TRECHO DO TEXTO:
○ ○ ○

Com a transição da ocupação francesa para a austríaca, em 1814, o castelo assumiu novas funções estratégicas; os austríacos concentraram-se na readaptação dos edifícios e quartéis militares, dando ao castelo a aparência de um grande quartel; no entanto, a zona do Mastio (torre de menagem), foi, em grande parte, abandonada.
Em 1859, Bréscia tornou-se imediatamente parte do Reino da Sardenha, posteriormente transformado no novo Reino da Itália (1861); o castelo, aproveitando as estruturas austríacas, continuou a servir de quartel para as tropas italianas; já o Mastio (Torre de Menagem) foi usado como prisão militar; na virada do século XX, graças à iniciativa do Capitão Sorelli, iniciaram-se as obras de restauração dos edifícios mais antigos e inseguros, passando a utilizar-se os interiores da Torre de Menagem (Mastio).

○ ○ ○

MATERIAL FORNECIDO:

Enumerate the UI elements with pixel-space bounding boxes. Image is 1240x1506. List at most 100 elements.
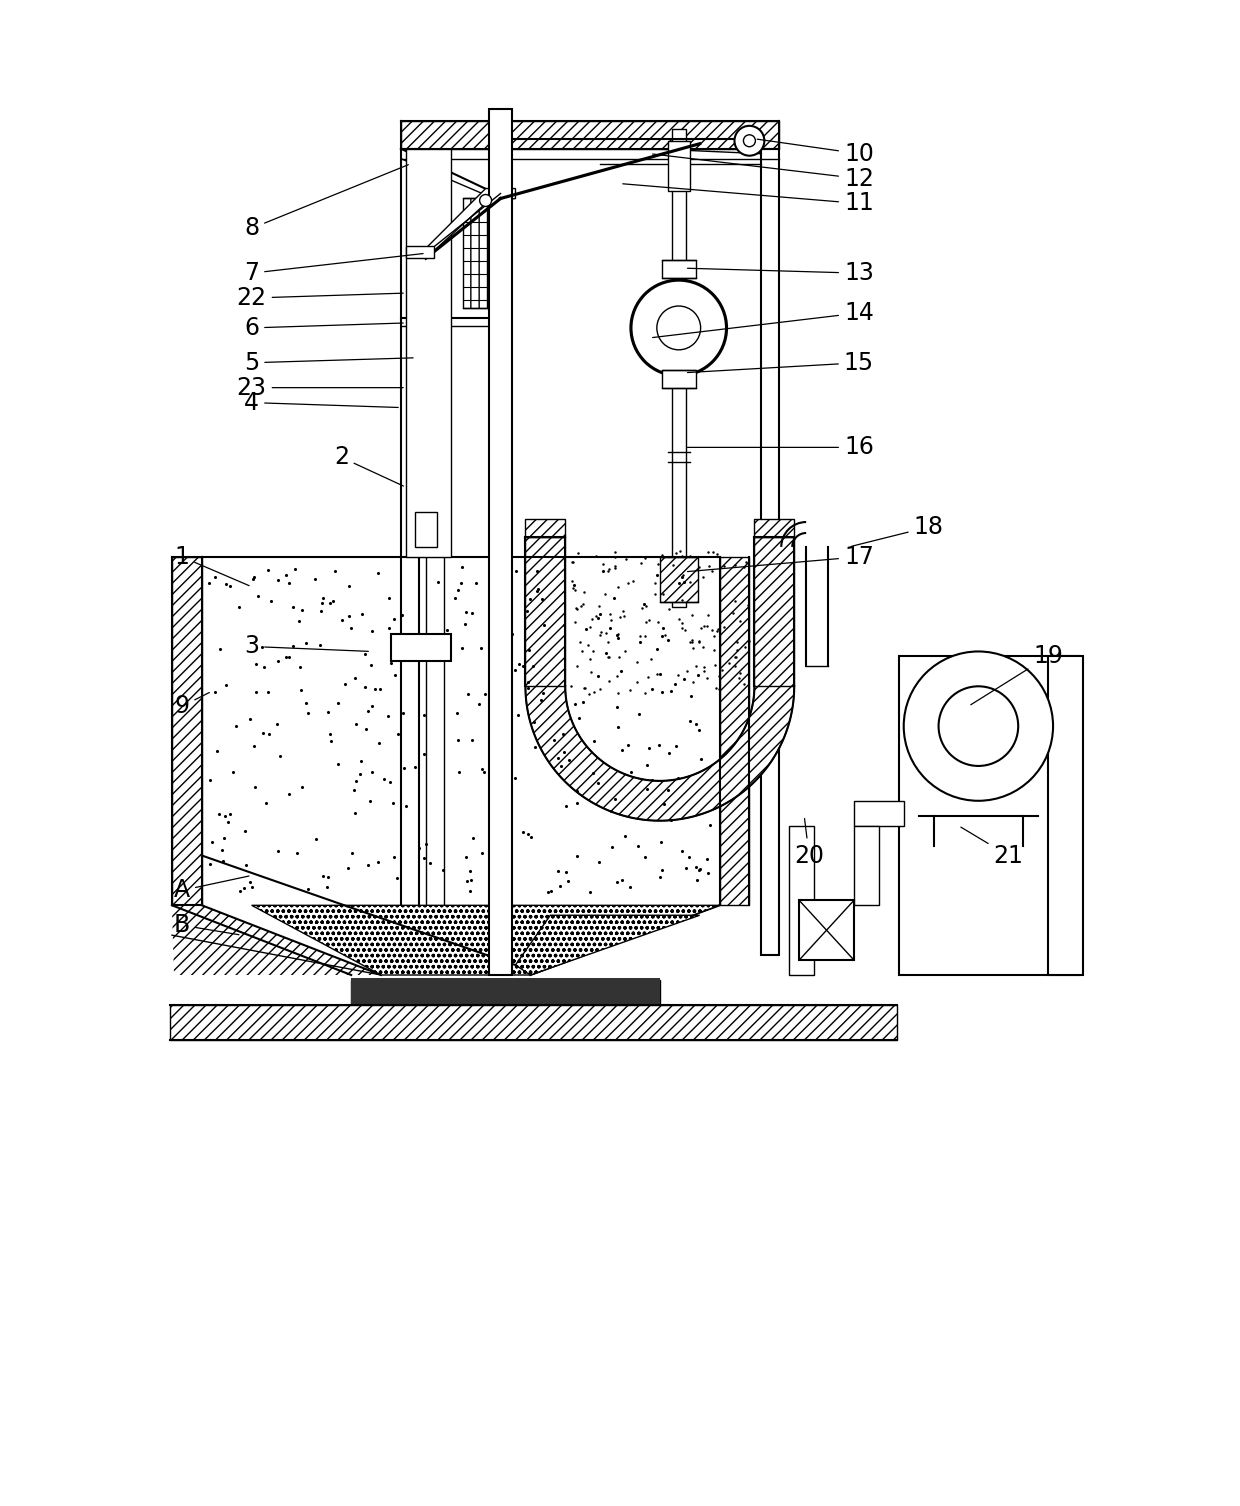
Point xyxy=(436,619,456,643)
Point xyxy=(236,854,255,878)
Point xyxy=(335,672,355,696)
Circle shape xyxy=(734,127,764,155)
Point xyxy=(414,846,434,870)
Point xyxy=(325,559,345,583)
Bar xyxy=(754,520,794,538)
Point xyxy=(355,642,374,666)
Point xyxy=(565,691,585,715)
Point xyxy=(234,875,254,899)
Point xyxy=(501,860,521,884)
Point xyxy=(469,691,489,715)
Point xyxy=(340,574,360,598)
Point xyxy=(285,557,305,581)
Point xyxy=(463,601,482,625)
Point xyxy=(329,753,348,777)
Point xyxy=(650,663,670,687)
Point xyxy=(362,619,382,643)
Point xyxy=(590,602,610,626)
Point xyxy=(517,599,537,623)
Point xyxy=(461,869,481,893)
Bar xyxy=(401,149,419,955)
Text: 14: 14 xyxy=(652,301,874,337)
Point xyxy=(382,651,402,675)
Point xyxy=(321,729,341,753)
Point xyxy=(259,721,279,745)
Point xyxy=(699,813,719,837)
Point xyxy=(317,875,337,899)
Point xyxy=(697,846,717,870)
Point xyxy=(603,834,622,858)
Point xyxy=(262,589,281,613)
Point xyxy=(394,756,414,780)
Bar xyxy=(351,980,660,1011)
Point xyxy=(242,875,262,899)
Point xyxy=(453,554,472,578)
Point xyxy=(291,776,311,800)
Point xyxy=(248,584,268,608)
Point xyxy=(589,851,609,875)
Point xyxy=(387,866,407,890)
Point xyxy=(652,858,672,883)
Point xyxy=(647,563,667,587)
Bar xyxy=(405,149,451,557)
Point xyxy=(567,845,587,869)
Text: 3: 3 xyxy=(244,634,368,658)
Point xyxy=(611,869,631,893)
Point xyxy=(630,630,650,654)
Point xyxy=(689,857,709,881)
Bar xyxy=(899,657,1078,974)
Point xyxy=(635,845,655,869)
Point xyxy=(342,842,362,866)
Bar xyxy=(401,120,779,149)
Point xyxy=(340,604,360,628)
Point xyxy=(379,586,399,610)
Point xyxy=(365,676,384,700)
Point xyxy=(449,761,469,785)
Point xyxy=(573,690,593,714)
Text: 23: 23 xyxy=(237,375,403,399)
Point xyxy=(357,717,377,741)
Point xyxy=(608,694,627,718)
Point xyxy=(650,864,670,889)
Point xyxy=(252,636,272,660)
Text: A: A xyxy=(174,876,249,902)
Point xyxy=(569,706,589,730)
Text: 12: 12 xyxy=(652,154,874,191)
Point xyxy=(548,745,568,770)
Point xyxy=(527,559,547,583)
Bar xyxy=(789,825,815,974)
Point xyxy=(595,642,615,666)
Point xyxy=(362,694,382,718)
Point xyxy=(525,709,544,733)
Point xyxy=(362,759,382,783)
Point xyxy=(267,711,286,735)
Point xyxy=(541,880,560,904)
Point xyxy=(310,633,330,657)
Point xyxy=(466,571,486,595)
Point xyxy=(312,590,332,614)
Point xyxy=(479,791,498,815)
Point xyxy=(306,827,326,851)
Bar xyxy=(405,247,434,258)
Bar xyxy=(719,557,749,905)
Point xyxy=(352,602,372,626)
Point xyxy=(675,569,694,593)
Point xyxy=(456,845,476,869)
Point xyxy=(672,565,692,589)
Point xyxy=(379,616,399,640)
Point xyxy=(647,637,667,661)
Point xyxy=(343,779,363,803)
Point xyxy=(600,616,620,640)
Point xyxy=(475,761,495,785)
Text: 4: 4 xyxy=(244,390,398,414)
Point xyxy=(207,739,227,764)
Point xyxy=(216,673,236,697)
Bar xyxy=(854,801,904,825)
Point xyxy=(458,682,477,706)
Point xyxy=(583,761,603,785)
Point xyxy=(420,851,440,875)
Point xyxy=(605,788,625,812)
Point xyxy=(241,870,260,895)
Point xyxy=(653,616,673,640)
Point xyxy=(270,744,290,768)
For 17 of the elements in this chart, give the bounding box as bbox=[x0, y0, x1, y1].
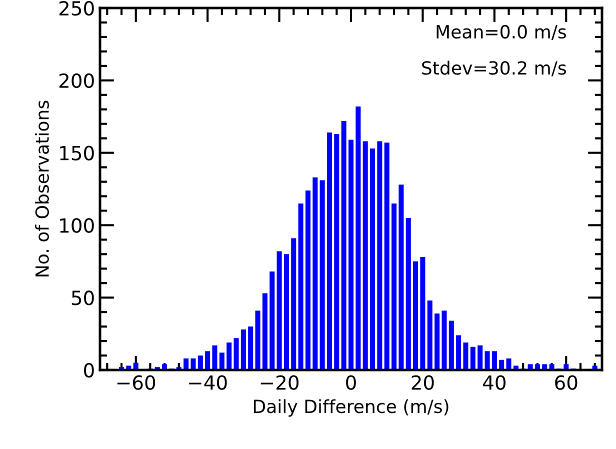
y-tick-label: 50 bbox=[72, 290, 94, 306]
y-tick-label: 200 bbox=[59, 73, 94, 88]
y-tick-label: 150 bbox=[60, 146, 94, 160]
x-tick-label: 20 bbox=[412, 375, 434, 390]
y-tick-label: 100 bbox=[60, 218, 94, 233]
x-tick-label: −20 bbox=[260, 375, 299, 390]
x-axis-title: Daily Difference (m/s) bbox=[254, 399, 448, 417]
x-tick-label: −60 bbox=[117, 375, 156, 390]
x-tick-label: 60 bbox=[555, 375, 578, 390]
y-tick-label: 250 bbox=[59, 0, 94, 16]
annotation: Stdev=30.2 m/s bbox=[422, 60, 566, 76]
x-tick-label: 0 bbox=[346, 375, 356, 390]
y-tick-label: 0 bbox=[84, 362, 94, 378]
x-tick-label: −40 bbox=[189, 375, 227, 390]
annotation: Mean=0.0 m/s bbox=[436, 24, 566, 40]
y-axis-title: No. of Observations bbox=[34, 100, 49, 276]
x-tick-label: 40 bbox=[483, 375, 506, 390]
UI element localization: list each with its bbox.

○ ○ ○

TAREFAS PEDIDAS:
**1.** Repita palavra por palavra o trecho sobre o castelo de Bréscia entre "Com a transição" e "de Menagem (Mastio).", inclusive.
**2.** Segundo o trecho sobre o castelo de Bréscia, em que ano Bréscia passou a fazer parte do Reino da Sardenha?
**3.** Prossiga com o trecho sobre o castelo de Bréscia a partir do ponto em que ele termina.
As linhas fornecidas formam um material à parte, separado do trecho sobre o castelo de Bréscia.

RESPOSTAS ESCRITAS:
**1.**
Com a transição da ocupação francesa para a austríaca, em 1814, o castelo assumiu novas funções estratégicas; os austríacos concentraram-se na readaptação dos edifícios e quartéis militares, dando ao castelo a aparência de um grande quartel; no entanto, a zona do Mastio (torre de menagem), foi, em grande parte, abandonada.
Em 1859, Bréscia tornou-se imediatamente parte do Reino da Sardenha, posteriormente transformado no novo Reino da Itália (1861); o castelo, aproveitando as estruturas austríacas, continuou a servir de quartel para as tropas italianas; já o Mastio (Torre de Menagem) foi usado como prisão militar; na virada do século XX, graças à iniciativa do Capitão Sorelli, iniciaram-se as obras de restauração dos edifícios mais antigos e inseguros, passando a utilizar-se os interiores da Torre de Menagem (Mastio).

**2.** Em 1859.

**3.**
Hoje o Castelo, além de outros equipamentos, como o Observatório Cidnea, abriga dois museus: Museo delle Armi “Luigi Marzoli”, no interior do Mastio Visconteo do século XIV, expondo uma das melhores coleções de armaduras e armas antigas da Europa, que recontam a longa tradição de fabricação de armas de Bréscia, documentando sua evolução tecnológica e artística entre os séculos XV e XVIII; e o Museo del Risorgimento Leonessa d’Italia, instalado no prédio do Grande Miglio, que relata o Risorgimento como um fenômeno de importância europeia e de relevância premente nos dias de hoje. Pinturas, esculturas, relíquias e "relíquias" são interpretadas e apresentadas como manifestações materiais da longa e complexa história que culminou na unificação italiana. Um rico acervo digital acompanha e complementa uma narrativa que chega até os dias atuais, envolvendo os visitantes nos eventos que colocaram Bréscia no centro do longo Risorgimento, tornando-a mundialmente conhecida como a “Leoa da Itália”.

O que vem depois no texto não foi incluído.